→ **EXERCISE TASK**: With the pictures left out, copy the listing below exactly.

→ **PROVIDED RECORDS**:
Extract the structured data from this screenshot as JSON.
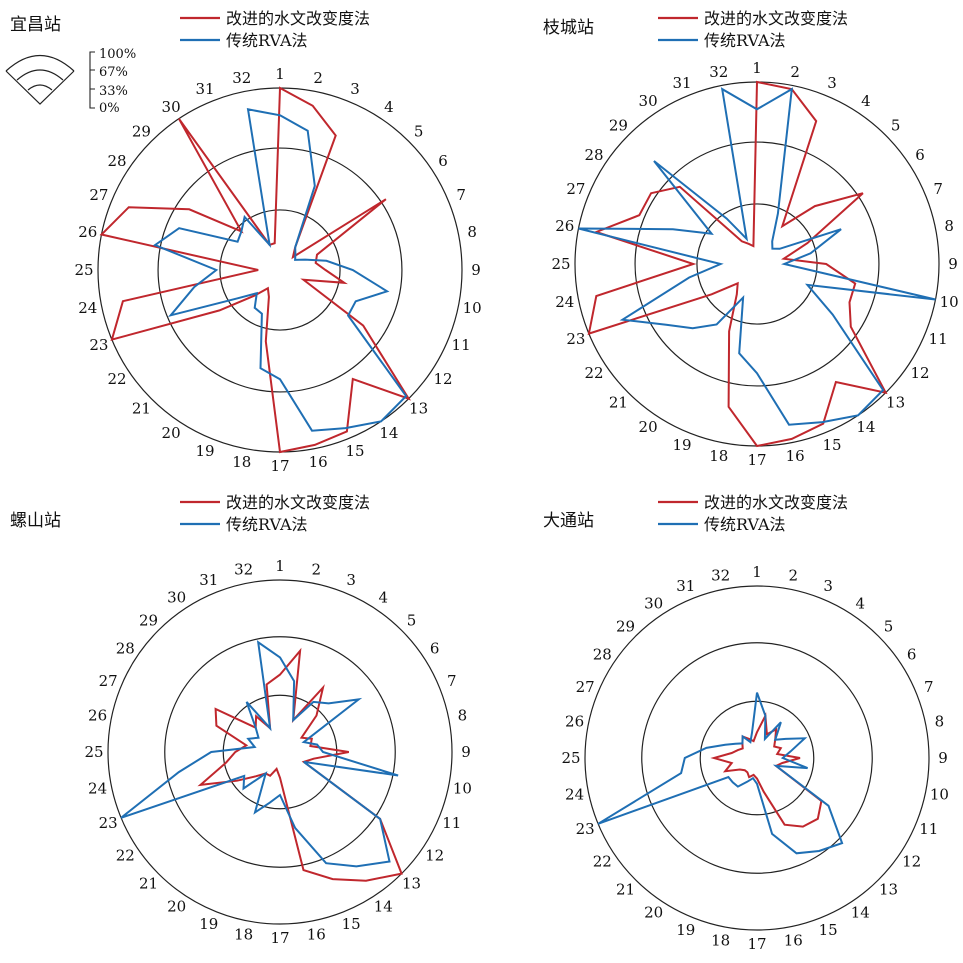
{
  "colors": {
    "improved": "#c0272d",
    "rva": "#1f6fb4",
    "ring": "#222222"
  },
  "legend": {
    "improved": "改进的水文改变度法",
    "rva": "传统RVA法"
  },
  "key": {
    "labels": [
      "100%",
      "67%",
      "33%",
      "0%"
    ]
  },
  "chart_data": [
    {
      "type": "radar",
      "station": "宜昌站",
      "axes": [
        "1",
        "2",
        "3",
        "4",
        "5",
        "6",
        "7",
        "8",
        "9",
        "10",
        "11",
        "12",
        "13",
        "14",
        "15",
        "16",
        "17",
        "18",
        "19",
        "20",
        "21",
        "22",
        "23",
        "24",
        "25",
        "26",
        "27",
        "28",
        "29",
        "30",
        "31",
        "32"
      ],
      "rmax": 100,
      "rings": [
        33,
        67,
        100
      ],
      "series": [
        {
          "name": "改进的水文改变度法",
          "key": "improved",
          "values": [
            100,
            92,
            80,
            15,
            10,
            70,
            22,
            20,
            25,
            36,
            14,
            55,
            100,
            72,
            96,
            98,
            100,
            40,
            16,
            12,
            20,
            40,
            100,
            88,
            12,
            100,
            90,
            60,
            30,
            100,
            15,
            15
          ]
        },
        {
          "name": "传统RVA法",
          "key": "rva",
          "values": [
            85,
            78,
            50,
            15,
            12,
            10,
            15,
            26,
            40,
            60,
            45,
            45,
            98,
            100,
            94,
            90,
            60,
            55,
            26,
            25,
            18,
            28,
            65,
            48,
            35,
            70,
            60,
            28,
            30,
            35,
            15,
            90
          ]
        }
      ]
    },
    {
      "type": "radar",
      "station": "枝城站",
      "axes": [
        "1",
        "2",
        "3",
        "4",
        "5",
        "6",
        "7",
        "8",
        "9",
        "10",
        "11",
        "12",
        "13",
        "14",
        "15",
        "16",
        "17",
        "18",
        "19",
        "20",
        "21",
        "22",
        "23",
        "24",
        "25",
        "26",
        "27",
        "28",
        "29",
        "30",
        "31",
        "32"
      ],
      "rmax": 100,
      "rings": [
        33,
        67,
        100
      ],
      "series": [
        {
          "name": "改进的水文改变度法",
          "key": "improved",
          "values": [
            100,
            98,
            85,
            25,
            45,
            70,
            30,
            15,
            38,
            55,
            55,
            62,
            100,
            78,
            95,
            98,
            100,
            80,
            40,
            20,
            15,
            30,
            100,
            90,
            35,
            90,
            70,
            70,
            60,
            15,
            12,
            10
          ]
        },
        {
          "name": "传统RVA法",
          "key": "rva",
          "values": [
            85,
            98,
            30,
            15,
            12,
            15,
            50,
            30,
            15,
            100,
            30,
            50,
            98,
            100,
            94,
            90,
            60,
            50,
            20,
            40,
            50,
            60,
            80,
            38,
            20,
            100,
            50,
            30,
            80,
            30,
            15,
            98
          ]
        }
      ]
    },
    {
      "type": "radar",
      "station": "螺山站",
      "axes": [
        "1",
        "2",
        "3",
        "4",
        "5",
        "6",
        "7",
        "8",
        "9",
        "10",
        "11",
        "12",
        "13",
        "14",
        "15",
        "16",
        "17",
        "18",
        "19",
        "20",
        "21",
        "22",
        "23",
        "24",
        "25",
        "26",
        "27",
        "28",
        "29",
        "30",
        "31",
        "32"
      ],
      "rmax": 100,
      "rings": [
        33,
        67,
        100
      ],
      "series": [
        {
          "name": "改进的水文改变度法",
          "key": "improved",
          "values": [
            45,
            60,
            20,
            45,
            30,
            15,
            20,
            18,
            40,
            20,
            15,
            70,
            100,
            90,
            80,
            70,
            15,
            10,
            15,
            15,
            20,
            30,
            50,
            32,
            26,
            20,
            40,
            45,
            20,
            25,
            15,
            40
          ]
        },
        {
          "name": "传统RVA法",
          "key": "rva",
          "values": [
            55,
            42,
            20,
            35,
            40,
            55,
            15,
            22,
            25,
            70,
            15,
            70,
            90,
            80,
            70,
            45,
            25,
            30,
            38,
            15,
            30,
            25,
            100,
            60,
            40,
            15,
            20,
            15,
            20,
            35,
            15,
            65
          ]
        }
      ]
    },
    {
      "type": "radar",
      "station": "大通站",
      "axes": [
        "1",
        "2",
        "3",
        "4",
        "5",
        "6",
        "7",
        "8",
        "9",
        "10",
        "11",
        "12",
        "13",
        "14",
        "15",
        "16",
        "17",
        "18",
        "19",
        "20",
        "21",
        "22",
        "23",
        "24",
        "25",
        "26",
        "27",
        "28",
        "29",
        "30",
        "31",
        "32"
      ],
      "rmax": 100,
      "rings": [
        33,
        67,
        100
      ],
      "series": [
        {
          "name": "改进的水文改变度法",
          "key": "improved",
          "values": [
            15,
            25,
            15,
            20,
            15,
            12,
            15,
            12,
            25,
            15,
            12,
            45,
            50,
            48,
            42,
            20,
            12,
            10,
            12,
            10,
            10,
            12,
            20,
            15,
            25,
            15,
            12,
            10,
            12,
            15,
            12,
            10
          ]
        },
        {
          "name": "传统RVA法",
          "key": "rva",
          "values": [
            38,
            25,
            12,
            25,
            15,
            20,
            30,
            20,
            15,
            30,
            12,
            50,
            70,
            65,
            60,
            45,
            15,
            12,
            15,
            20,
            20,
            20,
            100,
            45,
            42,
            30,
            20,
            15,
            12,
            15,
            10,
            15
          ]
        }
      ]
    }
  ]
}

→ **EXPECTED ANSWER**:
Extract the structured data from this screenshot as JSON.
{
  "colors": {
    "improved": "#c0272d",
    "rva": "#1f6fb4",
    "ring": "#222222"
  },
  "legend": {
    "improved": "改进的水文改变度法",
    "rva": "传统RVA法"
  },
  "key": {
    "labels": [
      "100%",
      "67%",
      "33%",
      "0%"
    ]
  },
  "chart_data": [
    {
      "type": "radar",
      "station": "宜昌站",
      "axes": [
        "1",
        "2",
        "3",
        "4",
        "5",
        "6",
        "7",
        "8",
        "9",
        "10",
        "11",
        "12",
        "13",
        "14",
        "15",
        "16",
        "17",
        "18",
        "19",
        "20",
        "21",
        "22",
        "23",
        "24",
        "25",
        "26",
        "27",
        "28",
        "29",
        "30",
        "31",
        "32"
      ],
      "rmax": 100,
      "rings": [
        33,
        67,
        100
      ],
      "series": [
        {
          "name": "改进的水文改变度法",
          "key": "improved",
          "values": [
            100,
            92,
            80,
            15,
            10,
            70,
            22,
            20,
            25,
            36,
            14,
            55,
            100,
            72,
            96,
            98,
            100,
            40,
            16,
            12,
            20,
            40,
            100,
            88,
            12,
            100,
            90,
            60,
            30,
            100,
            15,
            15
          ]
        },
        {
          "name": "传统RVA法",
          "key": "rva",
          "values": [
            85,
            78,
            50,
            15,
            12,
            10,
            15,
            26,
            40,
            60,
            45,
            45,
            98,
            100,
            94,
            90,
            60,
            55,
            26,
            25,
            18,
            28,
            65,
            48,
            35,
            70,
            60,
            28,
            30,
            35,
            15,
            90
          ]
        }
      ]
    },
    {
      "type": "radar",
      "station": "枝城站",
      "axes": [
        "1",
        "2",
        "3",
        "4",
        "5",
        "6",
        "7",
        "8",
        "9",
        "10",
        "11",
        "12",
        "13",
        "14",
        "15",
        "16",
        "17",
        "18",
        "19",
        "20",
        "21",
        "22",
        "23",
        "24",
        "25",
        "26",
        "27",
        "28",
        "29",
        "30",
        "31",
        "32"
      ],
      "rmax": 100,
      "rings": [
        33,
        67,
        100
      ],
      "series": [
        {
          "name": "改进的水文改变度法",
          "key": "improved",
          "values": [
            100,
            98,
            85,
            25,
            45,
            70,
            30,
            15,
            38,
            55,
            55,
            62,
            100,
            78,
            95,
            98,
            100,
            80,
            40,
            20,
            15,
            30,
            100,
            90,
            35,
            90,
            70,
            70,
            60,
            15,
            12,
            10
          ]
        },
        {
          "name": "传统RVA法",
          "key": "rva",
          "values": [
            85,
            98,
            30,
            15,
            12,
            15,
            50,
            30,
            15,
            100,
            30,
            50,
            98,
            100,
            94,
            90,
            60,
            50,
            20,
            40,
            50,
            60,
            80,
            38,
            20,
            100,
            50,
            30,
            80,
            30,
            15,
            98
          ]
        }
      ]
    },
    {
      "type": "radar",
      "station": "螺山站",
      "axes": [
        "1",
        "2",
        "3",
        "4",
        "5",
        "6",
        "7",
        "8",
        "9",
        "10",
        "11",
        "12",
        "13",
        "14",
        "15",
        "16",
        "17",
        "18",
        "19",
        "20",
        "21",
        "22",
        "23",
        "24",
        "25",
        "26",
        "27",
        "28",
        "29",
        "30",
        "31",
        "32"
      ],
      "rmax": 100,
      "rings": [
        33,
        67,
        100
      ],
      "series": [
        {
          "name": "改进的水文改变度法",
          "key": "improved",
          "values": [
            45,
            60,
            20,
            45,
            30,
            15,
            20,
            18,
            40,
            20,
            15,
            70,
            100,
            90,
            80,
            70,
            15,
            10,
            15,
            15,
            20,
            30,
            50,
            32,
            26,
            20,
            40,
            45,
            20,
            25,
            15,
            40
          ]
        },
        {
          "name": "传统RVA法",
          "key": "rva",
          "values": [
            55,
            42,
            20,
            35,
            40,
            55,
            15,
            22,
            25,
            70,
            15,
            70,
            90,
            80,
            70,
            45,
            25,
            30,
            38,
            15,
            30,
            25,
            100,
            60,
            40,
            15,
            20,
            15,
            20,
            35,
            15,
            65
          ]
        }
      ]
    },
    {
      "type": "radar",
      "station": "大通站",
      "axes": [
        "1",
        "2",
        "3",
        "4",
        "5",
        "6",
        "7",
        "8",
        "9",
        "10",
        "11",
        "12",
        "13",
        "14",
        "15",
        "16",
        "17",
        "18",
        "19",
        "20",
        "21",
        "22",
        "23",
        "24",
        "25",
        "26",
        "27",
        "28",
        "29",
        "30",
        "31",
        "32"
      ],
      "rmax": 100,
      "rings": [
        33,
        67,
        100
      ],
      "series": [
        {
          "name": "改进的水文改变度法",
          "key": "improved",
          "values": [
            15,
            25,
            15,
            20,
            15,
            12,
            15,
            12,
            25,
            15,
            12,
            45,
            50,
            48,
            42,
            20,
            12,
            10,
            12,
            10,
            10,
            12,
            20,
            15,
            25,
            15,
            12,
            10,
            12,
            15,
            12,
            10
          ]
        },
        {
          "name": "传统RVA法",
          "key": "rva",
          "values": [
            38,
            25,
            12,
            25,
            15,
            20,
            30,
            20,
            15,
            30,
            12,
            50,
            70,
            65,
            60,
            45,
            15,
            12,
            15,
            20,
            20,
            20,
            100,
            45,
            42,
            30,
            20,
            15,
            12,
            15,
            10,
            15
          ]
        }
      ]
    }
  ]
}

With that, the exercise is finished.